• GIVEN EXERCISE: Would you retype all of these records exactly?

• Saved entries:
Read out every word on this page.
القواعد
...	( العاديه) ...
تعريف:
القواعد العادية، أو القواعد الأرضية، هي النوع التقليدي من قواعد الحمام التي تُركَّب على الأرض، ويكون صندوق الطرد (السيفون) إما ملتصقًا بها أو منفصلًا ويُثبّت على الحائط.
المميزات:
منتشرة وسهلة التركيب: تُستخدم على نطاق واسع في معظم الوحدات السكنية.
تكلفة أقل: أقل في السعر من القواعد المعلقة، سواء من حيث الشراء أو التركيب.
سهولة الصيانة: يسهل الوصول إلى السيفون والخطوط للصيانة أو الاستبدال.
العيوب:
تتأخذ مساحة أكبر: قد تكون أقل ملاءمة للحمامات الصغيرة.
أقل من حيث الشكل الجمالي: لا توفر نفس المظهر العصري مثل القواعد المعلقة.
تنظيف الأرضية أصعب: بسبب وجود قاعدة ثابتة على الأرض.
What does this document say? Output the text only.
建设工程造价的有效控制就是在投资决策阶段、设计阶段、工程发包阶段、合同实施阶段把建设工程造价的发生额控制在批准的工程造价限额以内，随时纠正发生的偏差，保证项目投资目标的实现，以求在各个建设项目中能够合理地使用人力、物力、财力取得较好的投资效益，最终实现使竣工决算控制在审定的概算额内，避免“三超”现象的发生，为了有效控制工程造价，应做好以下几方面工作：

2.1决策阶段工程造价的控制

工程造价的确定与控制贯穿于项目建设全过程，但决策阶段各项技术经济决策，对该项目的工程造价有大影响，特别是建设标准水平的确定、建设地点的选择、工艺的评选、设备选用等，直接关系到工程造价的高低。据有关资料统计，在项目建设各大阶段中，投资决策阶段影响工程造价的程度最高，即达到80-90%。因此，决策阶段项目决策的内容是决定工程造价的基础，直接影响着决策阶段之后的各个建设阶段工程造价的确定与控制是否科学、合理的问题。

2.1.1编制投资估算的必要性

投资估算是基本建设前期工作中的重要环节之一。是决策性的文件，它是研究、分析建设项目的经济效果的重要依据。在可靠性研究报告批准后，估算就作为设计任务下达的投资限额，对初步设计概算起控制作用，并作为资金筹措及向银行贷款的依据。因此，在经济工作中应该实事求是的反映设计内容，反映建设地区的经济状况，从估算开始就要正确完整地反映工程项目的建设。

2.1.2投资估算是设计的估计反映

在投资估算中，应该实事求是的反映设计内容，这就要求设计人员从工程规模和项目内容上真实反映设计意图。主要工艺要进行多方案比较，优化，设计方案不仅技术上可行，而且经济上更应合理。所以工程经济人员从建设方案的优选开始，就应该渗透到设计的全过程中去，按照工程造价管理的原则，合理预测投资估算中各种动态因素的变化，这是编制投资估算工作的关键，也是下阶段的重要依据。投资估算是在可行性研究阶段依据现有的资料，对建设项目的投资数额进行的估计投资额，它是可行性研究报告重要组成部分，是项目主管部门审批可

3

• RESULT FOR THIS TASK:
Read out every word on this page.
القواعد
...	( العاديه) ...
تعريف:
القواعد العادية، أو القواعد الأرضية، هي النوع التقليدي من قواعد الحمام التي تُركَّب على الأرض، ويكون صندوق الطرد (السيفون) إما ملتصقًا بها أو منفصلًا ويُثبّت على الحائط.
المميزات:
منتشرة وسهلة التركيب: تُستخدم على نطاق واسع في معظم الوحدات السكنية.
تكلفة أقل: أقل في السعر من القواعد المعلقة، سواء من حيث الشراء أو التركيب.
سهولة الصيانة: يسهل الوصول إلى السيفون والخطوط للصيانة أو الاستبدال.
العيوب:
تتأخذ مساحة أكبر: قد تكون أقل ملاءمة للحمامات الصغيرة.
أقل من حيث الشكل الجمالي: لا توفر نفس المظهر العصري مثل القواعد المعلقة.
تنظيف الأرضية أصعب: بسبب وجود قاعدة ثابتة على الأرض.
What does this document say? Output the text only.
建设工程造价的有效控制就是在投资决策阶段、设计阶段、工程发包阶段、合同实施阶段把建设工程造价的发生额控制在批准的工程造价限额以内，随时纠正发生的偏差，保证项目投资目标的实现，以求在各个建设项目中能够合理地使用人力、物力、财力取得较好的投资效益，最终实现使竣工决算控制在审定的概算额内，避免“三超”现象的发生，为了有效控制工程造价，应做好以下几方面工作：

2.1决策阶段工程造价的控制

工程造价的确定与控制贯穿于项目建设全过程，但决策阶段各项技术经济决策，对该项目的工程造价有大影响，特别是建设标准水平的确定、建设地点的选择、工艺的评选、设备选用等，直接关系到工程造价的高低。据有关资料统计，在项目建设各大阶段中，投资决策阶段影响工程造价的程度最高，即达到80-90%。因此，决策阶段项目决策的内容是决定工程造价的基础，直接影响着决策阶段之后的各个建设阶段工程造价的确定与控制是否科学、合理的问题。

2.1.1编制投资估算的必要性

投资估算是基本建设前期工作中的重要环节之一。是决策性的文件，它是研究、分析建设项目的经济效果的重要依据。在可靠性研究报告批准后，估算就作为设计任务下达的投资限额，对初步设计概算起控制作用，并作为资金筹措及向银行贷款的依据。因此，在经济工作中应该实事求是的反映设计内容，反映建设地区的经济状况，从估算开始就要正确完整地反映工程项目的建设。

2.1.2投资估算是设计的估计反映

在投资估算中，应该实事求是的反映设计内容，这就要求设计人员从工程规模和项目内容上真实反映设计意图。主要工艺要进行多方案比较，优化，设计方案不仅技术上可行，而且经济上更应合理。所以工程经济人员从建设方案的优选开始，就应该渗透到设计的全过程中去，按照工程造价管理的原则，合理预测投资估算中各种动态因素的变化，这是编制投资估算工作的关键，也是下阶段的重要依据。投资估算是在可行性研究阶段依据现有的资料，对建设项目的投资数额进行的估计投资额，它是可行性研究报告重要组成部分，是项目主管部门审批可

3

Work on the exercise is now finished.